Common Core: RH.6-8.1, RH.6-8.7, RH.6-8.10, RI.6-8.1, RI.6-8.2, RI.6-8.3, SL.6-8.1, SL.6-8.2, SL.6-8.5, SL.6-8.6, WHST.6-8.2, WHST.6-8.4, WHST.6-8.7, WHST.6-8.9

C3 (D2/6-8): Civ.6, Civ.14, Eco.1, Eco.2, His.1, His.3, His.5, His.14

NCSS: Power, authority, and governance; Time, continuity, and change; Individuals, groups, and institutions; Global connections

The Russian Revolution

In 1917, the Russian people started a rebellion that would change their nation forever

Granger, NYC/The Granger Collection

This poster features Vladimir Lenin, founder of Russia’s Communist Party. It was painted in 1967 in the style of revolution-era Soviet art. It says, “Lenin lived, Lenin lives, Lenin will live forever!”


Alexei (ah-LEK-say), son of Czar Nicholas II and Czarina Alexandra

Alexandra, wife of the czar

Felix Yusupov (yoo-SOO-pof), Russian prince

Dmitry Pavlovich (duh-MEE-tree PAH-vluh-vich), Russian duke, relative of Nicholas II


*Woman 1

*Woman 2

*crowd of Women

Nicholas II, czar (zahr) of Russia

Alexander Guchkov (GOOCH-koff), member of the Duma, Russia’s parliament

Vasily Shulgin (vah-SEE-lee SHOOL-gin), member of the Duma

Alexander Kerensky (KER-en-skee), leader of the Russian Provisional Government

Maria Bochkareva (buch-kuh-ROH-vuh), leader of the Women’s Death Battalion

Leon Trotsky, Bolshevik

Vladimir Lenin, Bolshevik leader

Lev Kamenev (KAH-men-ev), Bolshevik

Vladimir Antonov-Ovseenko, Bolshevik

*Red Guard 1

*Red Guard 2

Narrators A-E

*Indicates a fictional or composite character. All others were real people.


Narrator A: Ever since 1613, members of the royal Romanov family had ruled Russia with absolute power. The czar, or emperor, made all the decisions.

Narrator B: When World War I began in 1914, it devastated the country. Russian troops were defeated in Prussia (now part of Germany and Poland), and Russians at home were starving and had no fuel to heat their homes.

================================

● Aim of the task
Decide whether each statement agrees with the Russian Revolution text, answering yes or no and quoting the exact words of the text that settle it. (a) The poster of Vladimir Lenin was painted in 1917. (b) Alexander Guchkov was a member of Russia's parliament. (c) The Romanov family had ruled Russia since 1613.

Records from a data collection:
================================

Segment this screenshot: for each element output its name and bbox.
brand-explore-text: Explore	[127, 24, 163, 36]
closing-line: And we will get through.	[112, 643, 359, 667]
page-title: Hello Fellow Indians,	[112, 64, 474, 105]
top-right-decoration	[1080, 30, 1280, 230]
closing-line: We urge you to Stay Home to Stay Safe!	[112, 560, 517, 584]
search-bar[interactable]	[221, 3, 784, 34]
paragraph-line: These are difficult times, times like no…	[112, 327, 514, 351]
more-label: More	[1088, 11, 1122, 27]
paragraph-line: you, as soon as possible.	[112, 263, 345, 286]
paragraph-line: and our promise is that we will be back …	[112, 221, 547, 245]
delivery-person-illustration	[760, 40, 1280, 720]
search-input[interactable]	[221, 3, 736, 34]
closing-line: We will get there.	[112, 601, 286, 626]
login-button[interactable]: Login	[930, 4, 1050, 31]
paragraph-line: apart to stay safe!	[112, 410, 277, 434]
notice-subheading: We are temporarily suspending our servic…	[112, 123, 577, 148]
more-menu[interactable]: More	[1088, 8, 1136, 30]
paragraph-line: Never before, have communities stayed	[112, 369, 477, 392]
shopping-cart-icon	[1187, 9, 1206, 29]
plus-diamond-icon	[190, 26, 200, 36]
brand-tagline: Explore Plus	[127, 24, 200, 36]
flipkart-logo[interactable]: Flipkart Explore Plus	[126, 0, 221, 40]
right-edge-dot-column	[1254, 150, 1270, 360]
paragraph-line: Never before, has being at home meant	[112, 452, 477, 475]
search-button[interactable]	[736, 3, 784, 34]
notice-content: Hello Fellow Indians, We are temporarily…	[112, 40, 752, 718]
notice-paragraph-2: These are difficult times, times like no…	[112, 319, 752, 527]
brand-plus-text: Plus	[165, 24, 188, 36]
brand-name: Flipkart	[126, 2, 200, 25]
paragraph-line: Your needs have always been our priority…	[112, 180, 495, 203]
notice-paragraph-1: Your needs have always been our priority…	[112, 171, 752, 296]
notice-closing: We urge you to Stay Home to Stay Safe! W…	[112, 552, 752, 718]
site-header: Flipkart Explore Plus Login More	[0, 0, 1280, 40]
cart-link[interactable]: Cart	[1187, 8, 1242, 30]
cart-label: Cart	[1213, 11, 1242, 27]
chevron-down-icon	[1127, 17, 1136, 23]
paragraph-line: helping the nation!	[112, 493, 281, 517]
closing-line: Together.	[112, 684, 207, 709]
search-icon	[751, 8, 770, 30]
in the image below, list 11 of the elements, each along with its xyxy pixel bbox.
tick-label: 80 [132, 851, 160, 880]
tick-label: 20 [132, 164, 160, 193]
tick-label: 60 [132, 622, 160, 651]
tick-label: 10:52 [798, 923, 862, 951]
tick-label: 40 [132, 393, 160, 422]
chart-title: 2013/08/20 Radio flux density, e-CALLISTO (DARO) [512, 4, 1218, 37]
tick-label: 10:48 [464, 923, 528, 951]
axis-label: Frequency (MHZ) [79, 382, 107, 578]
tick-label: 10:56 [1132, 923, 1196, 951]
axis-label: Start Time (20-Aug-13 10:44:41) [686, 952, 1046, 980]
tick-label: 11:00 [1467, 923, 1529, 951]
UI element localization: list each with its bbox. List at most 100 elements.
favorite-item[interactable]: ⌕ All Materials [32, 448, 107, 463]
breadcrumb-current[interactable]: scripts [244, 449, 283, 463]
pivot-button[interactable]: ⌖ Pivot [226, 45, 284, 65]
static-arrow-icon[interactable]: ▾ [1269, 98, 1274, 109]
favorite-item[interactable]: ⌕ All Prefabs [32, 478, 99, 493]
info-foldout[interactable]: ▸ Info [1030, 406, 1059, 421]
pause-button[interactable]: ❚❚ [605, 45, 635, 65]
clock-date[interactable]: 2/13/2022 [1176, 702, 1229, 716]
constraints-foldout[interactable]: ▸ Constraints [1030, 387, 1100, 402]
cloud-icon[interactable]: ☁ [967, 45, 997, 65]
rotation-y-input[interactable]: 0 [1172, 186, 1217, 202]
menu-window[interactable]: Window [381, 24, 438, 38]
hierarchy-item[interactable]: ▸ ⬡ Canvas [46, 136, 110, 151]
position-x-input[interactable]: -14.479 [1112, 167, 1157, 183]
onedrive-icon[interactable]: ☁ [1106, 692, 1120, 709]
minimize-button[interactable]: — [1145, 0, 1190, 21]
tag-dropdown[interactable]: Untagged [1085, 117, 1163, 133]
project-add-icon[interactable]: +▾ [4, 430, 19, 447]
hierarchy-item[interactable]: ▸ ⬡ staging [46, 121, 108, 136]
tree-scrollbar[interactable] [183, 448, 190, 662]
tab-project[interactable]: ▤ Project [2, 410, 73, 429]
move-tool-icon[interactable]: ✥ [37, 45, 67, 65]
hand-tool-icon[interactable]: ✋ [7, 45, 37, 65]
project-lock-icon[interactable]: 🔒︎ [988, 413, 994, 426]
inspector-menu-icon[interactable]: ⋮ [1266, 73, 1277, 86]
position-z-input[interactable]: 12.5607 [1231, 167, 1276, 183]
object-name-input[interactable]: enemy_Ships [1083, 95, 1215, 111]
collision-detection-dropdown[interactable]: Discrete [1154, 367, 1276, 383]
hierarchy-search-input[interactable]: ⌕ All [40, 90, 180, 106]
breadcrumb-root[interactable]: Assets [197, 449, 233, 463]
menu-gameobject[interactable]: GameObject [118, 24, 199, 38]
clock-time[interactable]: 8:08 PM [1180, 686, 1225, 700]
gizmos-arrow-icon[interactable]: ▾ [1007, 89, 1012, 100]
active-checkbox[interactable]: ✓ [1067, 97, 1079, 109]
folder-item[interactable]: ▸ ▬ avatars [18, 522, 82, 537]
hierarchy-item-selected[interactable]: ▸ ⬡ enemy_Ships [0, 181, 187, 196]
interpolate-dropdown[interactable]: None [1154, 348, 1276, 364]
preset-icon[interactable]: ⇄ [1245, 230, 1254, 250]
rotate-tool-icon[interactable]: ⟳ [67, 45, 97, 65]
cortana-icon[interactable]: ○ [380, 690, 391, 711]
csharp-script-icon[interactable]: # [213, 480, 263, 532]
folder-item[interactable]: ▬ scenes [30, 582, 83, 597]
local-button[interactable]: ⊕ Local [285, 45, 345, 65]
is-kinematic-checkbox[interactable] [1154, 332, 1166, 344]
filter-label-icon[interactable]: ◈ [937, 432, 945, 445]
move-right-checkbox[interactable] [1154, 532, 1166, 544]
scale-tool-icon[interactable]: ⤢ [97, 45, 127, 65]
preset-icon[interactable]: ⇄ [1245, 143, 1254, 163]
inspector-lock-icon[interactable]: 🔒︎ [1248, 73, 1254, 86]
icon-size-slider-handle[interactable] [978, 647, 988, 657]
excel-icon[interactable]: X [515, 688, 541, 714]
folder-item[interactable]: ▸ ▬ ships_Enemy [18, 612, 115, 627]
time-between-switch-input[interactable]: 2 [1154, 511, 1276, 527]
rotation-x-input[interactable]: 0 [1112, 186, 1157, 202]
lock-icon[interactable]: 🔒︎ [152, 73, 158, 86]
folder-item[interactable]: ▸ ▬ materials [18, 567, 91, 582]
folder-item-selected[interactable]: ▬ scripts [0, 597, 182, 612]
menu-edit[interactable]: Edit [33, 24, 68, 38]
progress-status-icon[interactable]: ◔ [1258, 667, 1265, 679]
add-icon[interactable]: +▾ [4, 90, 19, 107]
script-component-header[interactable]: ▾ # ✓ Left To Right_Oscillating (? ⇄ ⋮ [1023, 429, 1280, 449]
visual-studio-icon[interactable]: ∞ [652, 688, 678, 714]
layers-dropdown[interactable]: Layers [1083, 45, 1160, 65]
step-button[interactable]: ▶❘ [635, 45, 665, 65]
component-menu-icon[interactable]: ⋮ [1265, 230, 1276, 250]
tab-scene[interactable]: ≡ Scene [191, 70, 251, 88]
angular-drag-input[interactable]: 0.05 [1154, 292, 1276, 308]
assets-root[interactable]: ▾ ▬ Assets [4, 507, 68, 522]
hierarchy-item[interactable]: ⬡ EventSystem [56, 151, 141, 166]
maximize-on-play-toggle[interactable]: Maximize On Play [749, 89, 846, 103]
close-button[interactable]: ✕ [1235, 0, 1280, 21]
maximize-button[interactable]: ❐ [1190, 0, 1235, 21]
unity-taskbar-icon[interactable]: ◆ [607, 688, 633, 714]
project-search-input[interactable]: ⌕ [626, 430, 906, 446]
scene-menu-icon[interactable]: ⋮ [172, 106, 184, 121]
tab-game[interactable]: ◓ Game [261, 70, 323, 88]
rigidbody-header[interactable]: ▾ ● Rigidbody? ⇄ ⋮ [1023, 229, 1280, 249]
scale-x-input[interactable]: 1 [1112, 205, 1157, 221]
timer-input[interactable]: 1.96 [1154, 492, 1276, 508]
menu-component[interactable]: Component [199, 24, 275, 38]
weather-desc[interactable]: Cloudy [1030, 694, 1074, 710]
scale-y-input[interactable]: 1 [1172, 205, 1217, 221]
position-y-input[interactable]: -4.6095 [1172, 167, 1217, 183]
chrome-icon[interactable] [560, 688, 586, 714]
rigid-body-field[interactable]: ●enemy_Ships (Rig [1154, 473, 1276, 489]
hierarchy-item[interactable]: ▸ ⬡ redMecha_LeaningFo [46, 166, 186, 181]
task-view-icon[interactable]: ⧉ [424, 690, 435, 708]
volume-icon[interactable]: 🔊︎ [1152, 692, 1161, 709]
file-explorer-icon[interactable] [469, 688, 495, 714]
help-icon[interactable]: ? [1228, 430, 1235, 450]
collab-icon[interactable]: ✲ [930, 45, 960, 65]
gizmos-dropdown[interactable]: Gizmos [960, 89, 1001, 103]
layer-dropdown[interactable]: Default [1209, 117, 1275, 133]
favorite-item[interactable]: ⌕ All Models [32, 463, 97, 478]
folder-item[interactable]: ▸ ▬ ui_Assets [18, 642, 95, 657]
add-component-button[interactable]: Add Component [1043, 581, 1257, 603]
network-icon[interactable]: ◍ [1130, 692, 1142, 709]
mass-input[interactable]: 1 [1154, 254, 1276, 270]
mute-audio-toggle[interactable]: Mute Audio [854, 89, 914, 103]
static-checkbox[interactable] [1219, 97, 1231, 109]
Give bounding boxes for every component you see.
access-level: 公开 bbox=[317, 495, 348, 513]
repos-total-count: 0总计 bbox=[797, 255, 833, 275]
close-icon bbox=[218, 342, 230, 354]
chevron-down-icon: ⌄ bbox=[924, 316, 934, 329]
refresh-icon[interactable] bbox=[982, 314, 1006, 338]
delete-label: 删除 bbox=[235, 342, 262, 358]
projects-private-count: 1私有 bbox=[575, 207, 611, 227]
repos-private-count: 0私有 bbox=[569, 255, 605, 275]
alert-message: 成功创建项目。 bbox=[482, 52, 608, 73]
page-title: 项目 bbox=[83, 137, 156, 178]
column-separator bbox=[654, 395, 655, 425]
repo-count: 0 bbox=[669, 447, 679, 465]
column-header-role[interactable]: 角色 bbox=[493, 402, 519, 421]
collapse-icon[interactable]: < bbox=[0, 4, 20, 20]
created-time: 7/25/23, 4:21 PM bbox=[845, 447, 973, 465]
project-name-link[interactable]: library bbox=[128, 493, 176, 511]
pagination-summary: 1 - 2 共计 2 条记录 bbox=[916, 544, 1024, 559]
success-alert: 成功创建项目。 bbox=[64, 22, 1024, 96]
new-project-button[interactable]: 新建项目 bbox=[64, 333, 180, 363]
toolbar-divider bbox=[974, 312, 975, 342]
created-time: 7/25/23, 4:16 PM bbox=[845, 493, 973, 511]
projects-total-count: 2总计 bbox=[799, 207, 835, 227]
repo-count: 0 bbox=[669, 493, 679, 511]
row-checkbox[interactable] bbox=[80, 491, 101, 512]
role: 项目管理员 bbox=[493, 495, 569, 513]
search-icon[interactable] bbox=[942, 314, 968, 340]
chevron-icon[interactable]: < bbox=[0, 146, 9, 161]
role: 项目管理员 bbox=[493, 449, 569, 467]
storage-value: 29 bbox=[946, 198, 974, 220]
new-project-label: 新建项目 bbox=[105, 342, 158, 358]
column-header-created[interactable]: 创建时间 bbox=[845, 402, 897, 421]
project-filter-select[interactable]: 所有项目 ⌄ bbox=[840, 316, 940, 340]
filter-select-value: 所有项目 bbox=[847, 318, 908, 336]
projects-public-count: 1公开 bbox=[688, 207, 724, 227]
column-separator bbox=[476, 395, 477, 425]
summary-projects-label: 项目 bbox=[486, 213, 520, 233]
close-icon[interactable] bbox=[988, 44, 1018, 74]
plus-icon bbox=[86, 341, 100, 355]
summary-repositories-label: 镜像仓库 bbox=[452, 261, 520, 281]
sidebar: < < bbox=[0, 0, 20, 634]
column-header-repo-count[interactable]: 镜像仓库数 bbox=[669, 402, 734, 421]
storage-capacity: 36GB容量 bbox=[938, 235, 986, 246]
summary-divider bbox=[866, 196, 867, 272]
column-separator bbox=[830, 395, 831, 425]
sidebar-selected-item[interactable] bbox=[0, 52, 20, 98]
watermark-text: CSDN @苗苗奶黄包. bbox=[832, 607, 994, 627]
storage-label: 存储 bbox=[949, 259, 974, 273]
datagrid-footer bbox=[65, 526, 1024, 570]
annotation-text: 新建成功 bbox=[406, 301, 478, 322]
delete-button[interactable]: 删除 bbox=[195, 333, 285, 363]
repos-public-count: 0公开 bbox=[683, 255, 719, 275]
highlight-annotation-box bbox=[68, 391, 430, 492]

================================

● Output below
(a) No: "It was painted in 1967 in the style of revolution-era Soviet art."
(b) Yes: "member of the Duma, Russia’s parliament"
(c) Yes: "Ever since 1613, members of the royal Romanov family had ruled Russia with absolute power."